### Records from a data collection

begin

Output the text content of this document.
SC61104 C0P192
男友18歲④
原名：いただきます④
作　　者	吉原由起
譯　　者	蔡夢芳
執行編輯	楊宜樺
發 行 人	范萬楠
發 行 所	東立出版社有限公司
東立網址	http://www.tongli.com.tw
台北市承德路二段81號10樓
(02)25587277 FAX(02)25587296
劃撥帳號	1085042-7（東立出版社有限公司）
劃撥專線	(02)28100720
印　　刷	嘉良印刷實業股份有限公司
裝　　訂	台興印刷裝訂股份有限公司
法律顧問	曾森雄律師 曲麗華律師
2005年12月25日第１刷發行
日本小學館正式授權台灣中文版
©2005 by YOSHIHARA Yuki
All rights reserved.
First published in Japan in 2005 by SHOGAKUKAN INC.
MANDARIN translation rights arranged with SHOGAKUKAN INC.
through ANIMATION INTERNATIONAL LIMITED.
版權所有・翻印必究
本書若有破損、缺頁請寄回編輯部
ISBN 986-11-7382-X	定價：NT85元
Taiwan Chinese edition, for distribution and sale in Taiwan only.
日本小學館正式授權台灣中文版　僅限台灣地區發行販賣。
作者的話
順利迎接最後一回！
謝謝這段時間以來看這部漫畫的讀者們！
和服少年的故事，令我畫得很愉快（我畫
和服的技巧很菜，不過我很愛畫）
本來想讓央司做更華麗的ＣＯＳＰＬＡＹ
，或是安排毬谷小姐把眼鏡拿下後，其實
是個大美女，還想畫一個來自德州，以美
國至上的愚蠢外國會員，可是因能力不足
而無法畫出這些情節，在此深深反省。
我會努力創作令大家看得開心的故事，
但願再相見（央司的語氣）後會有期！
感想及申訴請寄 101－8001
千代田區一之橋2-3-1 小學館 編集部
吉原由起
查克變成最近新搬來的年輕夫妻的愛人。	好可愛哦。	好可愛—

end
begin

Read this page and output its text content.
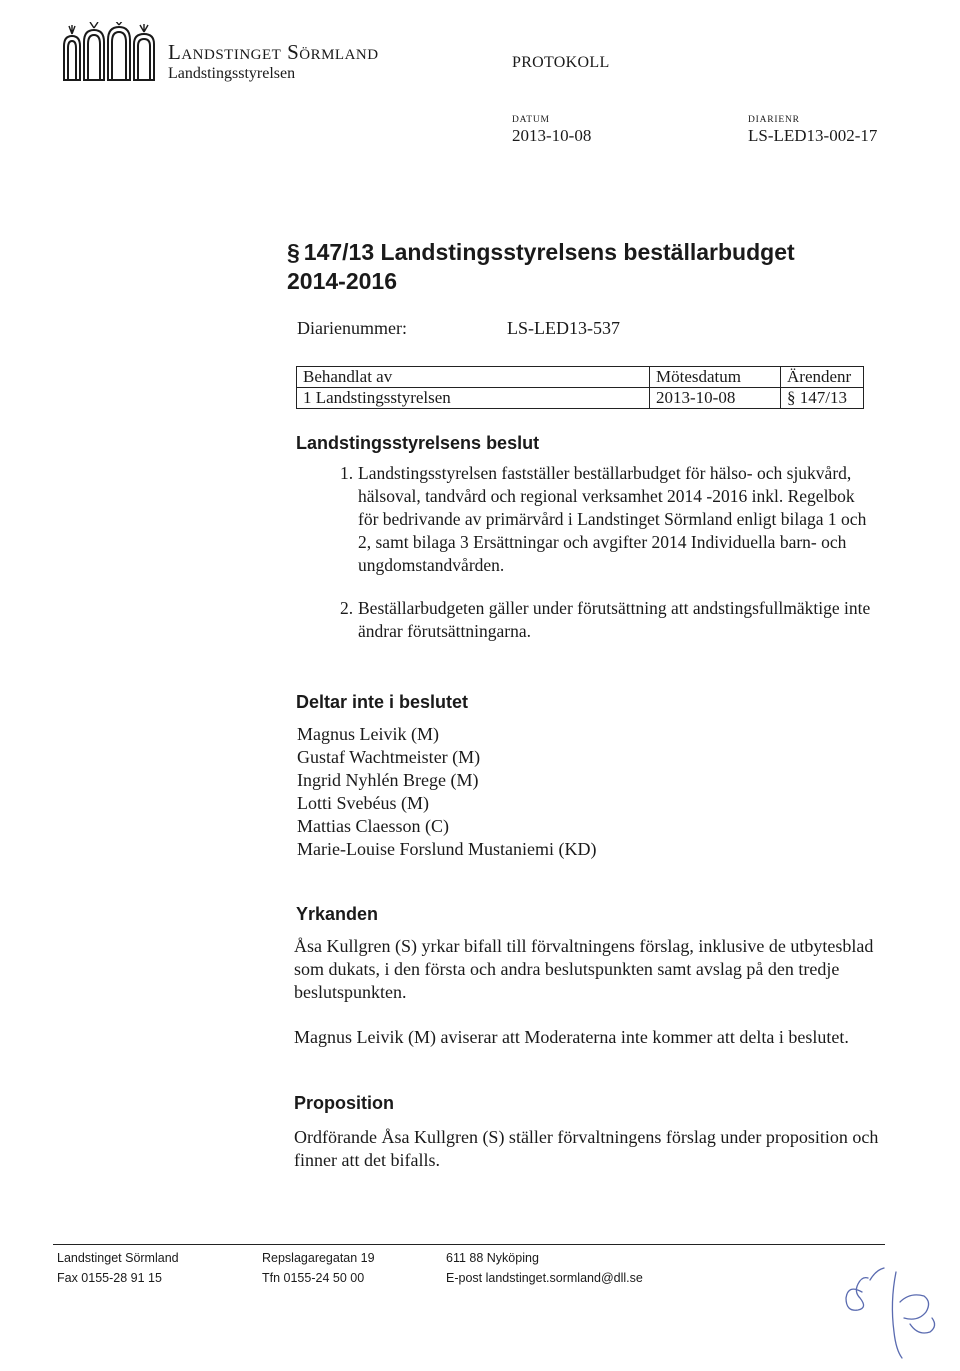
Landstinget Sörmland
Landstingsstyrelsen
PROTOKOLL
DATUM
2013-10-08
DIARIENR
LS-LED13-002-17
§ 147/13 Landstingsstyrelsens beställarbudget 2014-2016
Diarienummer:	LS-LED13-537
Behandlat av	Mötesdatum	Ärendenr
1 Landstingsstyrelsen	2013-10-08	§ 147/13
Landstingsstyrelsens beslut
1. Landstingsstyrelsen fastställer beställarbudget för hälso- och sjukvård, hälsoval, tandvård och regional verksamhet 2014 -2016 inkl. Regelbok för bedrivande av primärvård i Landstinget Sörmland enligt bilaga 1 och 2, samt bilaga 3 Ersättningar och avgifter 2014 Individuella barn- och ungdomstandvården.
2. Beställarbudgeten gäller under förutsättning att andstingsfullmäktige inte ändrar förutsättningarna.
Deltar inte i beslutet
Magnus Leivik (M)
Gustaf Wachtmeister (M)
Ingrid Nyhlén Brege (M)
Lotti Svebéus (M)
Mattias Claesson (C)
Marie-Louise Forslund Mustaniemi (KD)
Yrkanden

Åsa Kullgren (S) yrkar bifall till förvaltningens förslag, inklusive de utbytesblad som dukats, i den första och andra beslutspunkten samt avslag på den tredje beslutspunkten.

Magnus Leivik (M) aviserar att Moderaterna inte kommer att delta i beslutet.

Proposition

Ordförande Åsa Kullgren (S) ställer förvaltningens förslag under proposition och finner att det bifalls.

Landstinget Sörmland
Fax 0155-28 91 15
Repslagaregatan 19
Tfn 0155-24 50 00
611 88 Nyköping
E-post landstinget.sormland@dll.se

end

### REQUIREMENTS
Gather each line of the listing that holds the string "Kullgren".

### SOLUTION TO THIS EXERCISE
Åsa Kullgren (S) yrkar bifall till förvaltningens förslag, inklusive de utbytesblad som dukats, i den första och andra beslutspunkten samt avslag på den tredje beslutspunkten.
Ordförande Åsa Kullgren (S) ställer förvaltningens förslag under proposition och finner att det bifalls.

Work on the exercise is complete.